Provided data —
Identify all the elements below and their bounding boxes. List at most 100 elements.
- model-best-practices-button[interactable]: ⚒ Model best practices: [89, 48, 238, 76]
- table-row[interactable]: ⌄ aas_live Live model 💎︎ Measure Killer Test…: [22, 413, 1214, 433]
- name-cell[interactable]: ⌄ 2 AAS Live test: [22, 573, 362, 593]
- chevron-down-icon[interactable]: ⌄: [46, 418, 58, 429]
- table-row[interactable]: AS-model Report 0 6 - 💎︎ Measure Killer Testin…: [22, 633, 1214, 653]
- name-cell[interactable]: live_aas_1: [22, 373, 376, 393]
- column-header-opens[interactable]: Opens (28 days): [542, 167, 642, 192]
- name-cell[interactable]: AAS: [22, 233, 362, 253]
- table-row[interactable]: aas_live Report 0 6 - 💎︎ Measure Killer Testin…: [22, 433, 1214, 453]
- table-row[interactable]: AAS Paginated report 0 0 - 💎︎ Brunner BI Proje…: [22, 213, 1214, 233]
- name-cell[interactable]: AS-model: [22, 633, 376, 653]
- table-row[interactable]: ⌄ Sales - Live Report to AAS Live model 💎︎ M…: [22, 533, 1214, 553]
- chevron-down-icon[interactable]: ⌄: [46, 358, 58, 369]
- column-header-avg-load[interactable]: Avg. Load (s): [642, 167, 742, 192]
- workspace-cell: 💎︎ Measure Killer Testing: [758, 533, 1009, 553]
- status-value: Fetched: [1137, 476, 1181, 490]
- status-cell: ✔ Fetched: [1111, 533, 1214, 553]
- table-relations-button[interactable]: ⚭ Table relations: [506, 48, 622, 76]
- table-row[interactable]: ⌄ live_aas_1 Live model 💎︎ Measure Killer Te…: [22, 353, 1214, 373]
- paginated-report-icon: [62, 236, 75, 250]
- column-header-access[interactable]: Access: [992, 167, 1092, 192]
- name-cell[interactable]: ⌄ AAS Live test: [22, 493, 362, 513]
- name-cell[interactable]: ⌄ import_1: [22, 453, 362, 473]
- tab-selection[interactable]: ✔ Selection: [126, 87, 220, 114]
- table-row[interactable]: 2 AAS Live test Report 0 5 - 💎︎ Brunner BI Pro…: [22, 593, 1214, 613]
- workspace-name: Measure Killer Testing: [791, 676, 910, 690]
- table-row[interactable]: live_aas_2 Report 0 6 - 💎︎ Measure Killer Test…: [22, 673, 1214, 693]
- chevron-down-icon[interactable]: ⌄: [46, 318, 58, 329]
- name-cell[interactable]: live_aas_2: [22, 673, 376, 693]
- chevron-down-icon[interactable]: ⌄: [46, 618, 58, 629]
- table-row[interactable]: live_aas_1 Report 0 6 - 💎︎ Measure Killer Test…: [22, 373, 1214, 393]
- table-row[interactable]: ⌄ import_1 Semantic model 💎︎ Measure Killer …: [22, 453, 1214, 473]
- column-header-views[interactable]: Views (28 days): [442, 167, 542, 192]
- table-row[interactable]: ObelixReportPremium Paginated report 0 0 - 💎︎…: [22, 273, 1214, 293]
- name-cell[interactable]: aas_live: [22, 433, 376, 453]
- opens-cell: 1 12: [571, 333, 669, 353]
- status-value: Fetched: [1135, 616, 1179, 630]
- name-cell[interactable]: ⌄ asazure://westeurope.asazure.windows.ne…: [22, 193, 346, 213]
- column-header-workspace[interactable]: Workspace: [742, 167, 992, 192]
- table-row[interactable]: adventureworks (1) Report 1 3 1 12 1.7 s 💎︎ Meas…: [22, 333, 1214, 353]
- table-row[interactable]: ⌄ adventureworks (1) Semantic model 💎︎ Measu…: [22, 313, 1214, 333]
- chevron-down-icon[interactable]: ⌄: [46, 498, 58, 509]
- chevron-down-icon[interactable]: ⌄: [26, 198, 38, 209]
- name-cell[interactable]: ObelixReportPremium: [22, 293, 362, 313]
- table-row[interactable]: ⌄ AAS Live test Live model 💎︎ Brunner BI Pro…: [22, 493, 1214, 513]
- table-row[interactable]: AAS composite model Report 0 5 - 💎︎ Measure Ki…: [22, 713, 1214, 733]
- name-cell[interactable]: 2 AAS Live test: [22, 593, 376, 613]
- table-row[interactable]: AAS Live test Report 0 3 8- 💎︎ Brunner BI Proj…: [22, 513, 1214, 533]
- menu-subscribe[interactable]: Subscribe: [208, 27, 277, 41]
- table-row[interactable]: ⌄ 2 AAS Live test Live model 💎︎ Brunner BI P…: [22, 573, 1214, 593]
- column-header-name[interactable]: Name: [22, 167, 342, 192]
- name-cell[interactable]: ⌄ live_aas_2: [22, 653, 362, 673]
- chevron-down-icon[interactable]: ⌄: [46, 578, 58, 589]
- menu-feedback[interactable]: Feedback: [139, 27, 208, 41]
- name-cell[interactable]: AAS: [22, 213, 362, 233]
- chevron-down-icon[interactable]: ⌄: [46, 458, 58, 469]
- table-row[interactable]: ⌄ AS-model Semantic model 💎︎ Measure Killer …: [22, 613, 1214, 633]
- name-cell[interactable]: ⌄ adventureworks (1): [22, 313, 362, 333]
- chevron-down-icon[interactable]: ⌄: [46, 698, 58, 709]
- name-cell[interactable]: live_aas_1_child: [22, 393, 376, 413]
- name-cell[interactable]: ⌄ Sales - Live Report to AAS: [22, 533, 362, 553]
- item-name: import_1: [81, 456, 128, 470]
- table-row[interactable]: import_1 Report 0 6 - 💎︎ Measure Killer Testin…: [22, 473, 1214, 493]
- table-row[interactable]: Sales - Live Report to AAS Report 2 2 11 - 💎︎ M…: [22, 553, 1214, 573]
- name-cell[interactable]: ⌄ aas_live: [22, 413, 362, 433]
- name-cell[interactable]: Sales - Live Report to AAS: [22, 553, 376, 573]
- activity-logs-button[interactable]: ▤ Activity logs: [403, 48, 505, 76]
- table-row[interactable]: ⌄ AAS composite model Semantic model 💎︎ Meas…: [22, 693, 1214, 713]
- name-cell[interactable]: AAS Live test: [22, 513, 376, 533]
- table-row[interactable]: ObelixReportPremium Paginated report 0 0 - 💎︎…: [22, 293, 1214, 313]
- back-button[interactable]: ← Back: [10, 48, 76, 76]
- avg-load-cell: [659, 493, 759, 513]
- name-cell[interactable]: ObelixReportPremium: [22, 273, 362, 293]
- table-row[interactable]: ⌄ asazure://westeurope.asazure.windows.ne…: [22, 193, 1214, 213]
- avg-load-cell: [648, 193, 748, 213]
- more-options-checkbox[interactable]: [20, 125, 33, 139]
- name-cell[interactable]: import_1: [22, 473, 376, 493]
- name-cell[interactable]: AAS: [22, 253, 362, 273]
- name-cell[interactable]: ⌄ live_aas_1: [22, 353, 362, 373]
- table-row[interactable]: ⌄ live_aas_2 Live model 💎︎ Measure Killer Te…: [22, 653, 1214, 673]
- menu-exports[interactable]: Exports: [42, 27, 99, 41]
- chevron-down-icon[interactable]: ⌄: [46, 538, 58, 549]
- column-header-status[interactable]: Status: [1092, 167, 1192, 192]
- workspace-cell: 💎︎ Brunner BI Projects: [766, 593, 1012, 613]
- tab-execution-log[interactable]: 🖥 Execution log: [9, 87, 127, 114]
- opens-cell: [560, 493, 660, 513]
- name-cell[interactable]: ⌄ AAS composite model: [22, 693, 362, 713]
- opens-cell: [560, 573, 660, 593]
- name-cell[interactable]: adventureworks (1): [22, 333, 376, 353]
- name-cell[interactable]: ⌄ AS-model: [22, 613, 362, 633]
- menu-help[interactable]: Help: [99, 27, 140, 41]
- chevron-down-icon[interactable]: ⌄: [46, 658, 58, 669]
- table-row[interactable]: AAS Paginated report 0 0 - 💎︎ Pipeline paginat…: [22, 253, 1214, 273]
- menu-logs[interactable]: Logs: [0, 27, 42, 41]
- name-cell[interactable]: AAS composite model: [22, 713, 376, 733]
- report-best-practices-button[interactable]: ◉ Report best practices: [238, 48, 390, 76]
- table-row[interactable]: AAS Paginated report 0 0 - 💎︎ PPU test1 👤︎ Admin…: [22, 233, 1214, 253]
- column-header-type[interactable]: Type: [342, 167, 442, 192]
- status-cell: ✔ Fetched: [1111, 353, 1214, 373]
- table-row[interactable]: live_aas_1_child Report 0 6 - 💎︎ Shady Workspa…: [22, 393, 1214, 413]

Problem description —
Copy the records word for word, from the start through the line containing "- table-row[interactable]: live_aas_1 Report".

Expected answer —
Identify all the elements below and their bounding boxes. List at most 100 elements.
- model-best-practices-button[interactable]: ⚒ Model best practices: [89, 48, 238, 76]
- table-row[interactable]: ⌄ aas_live Live model 💎︎ Measure Killer Test…: [22, 413, 1214, 433]
- name-cell[interactable]: ⌄ 2 AAS Live test: [22, 573, 362, 593]
- chevron-down-icon[interactable]: ⌄: [46, 418, 58, 429]
- table-row[interactable]: AS-model Report 0 6 - 💎︎ Measure Killer Testin…: [22, 633, 1214, 653]
- name-cell[interactable]: live_aas_1: [22, 373, 376, 393]
- column-header-opens[interactable]: Opens (28 days): [542, 167, 642, 192]
- name-cell[interactable]: AAS: [22, 233, 362, 253]
- table-row[interactable]: aas_live Report 0 6 - 💎︎ Measure Killer Testin…: [22, 433, 1214, 453]
- table-row[interactable]: AAS Paginated report 0 0 - 💎︎ Brunner BI Proje…: [22, 213, 1214, 233]
- name-cell[interactable]: AS-model: [22, 633, 376, 653]
- table-row[interactable]: ⌄ Sales - Live Report to AAS Live model 💎︎ M…: [22, 533, 1214, 553]
- chevron-down-icon[interactable]: ⌄: [46, 358, 58, 369]
- column-header-avg-load[interactable]: Avg. Load (s): [642, 167, 742, 192]
- workspace-cell: 💎︎ Measure Killer Testing: [758, 533, 1009, 553]
- status-value: Fetched: [1137, 476, 1181, 490]
- status-cell: ✔ Fetched: [1111, 533, 1214, 553]
- table-relations-button[interactable]: ⚭ Table relations: [506, 48, 622, 76]
- table-row[interactable]: ⌄ live_aas_1 Live model 💎︎ Measure Killer Te…: [22, 353, 1214, 373]
- paginated-report-icon: [62, 236, 75, 250]
- column-header-access[interactable]: Access: [992, 167, 1092, 192]
- name-cell[interactable]: ⌄ AAS Live test: [22, 493, 362, 513]
- name-cell[interactable]: ⌄ import_1: [22, 453, 362, 473]
- tab-selection[interactable]: ✔ Selection: [126, 87, 220, 114]
- table-row[interactable]: 2 AAS Live test Report 0 5 - 💎︎ Brunner BI Pro…: [22, 593, 1214, 613]
- workspace-name: Measure Killer Testing: [791, 676, 910, 690]
- table-row[interactable]: live_aas_2 Report 0 6 - 💎︎ Measure Killer Test…: [22, 673, 1214, 693]
- chevron-down-icon[interactable]: ⌄: [46, 318, 58, 329]
- name-cell[interactable]: live_aas_2: [22, 673, 376, 693]
- chevron-down-icon[interactable]: ⌄: [46, 618, 58, 629]
- table-row[interactable]: live_aas_1 Report 0 6 - 💎︎ Measure Killer Test…: [22, 373, 1214, 393]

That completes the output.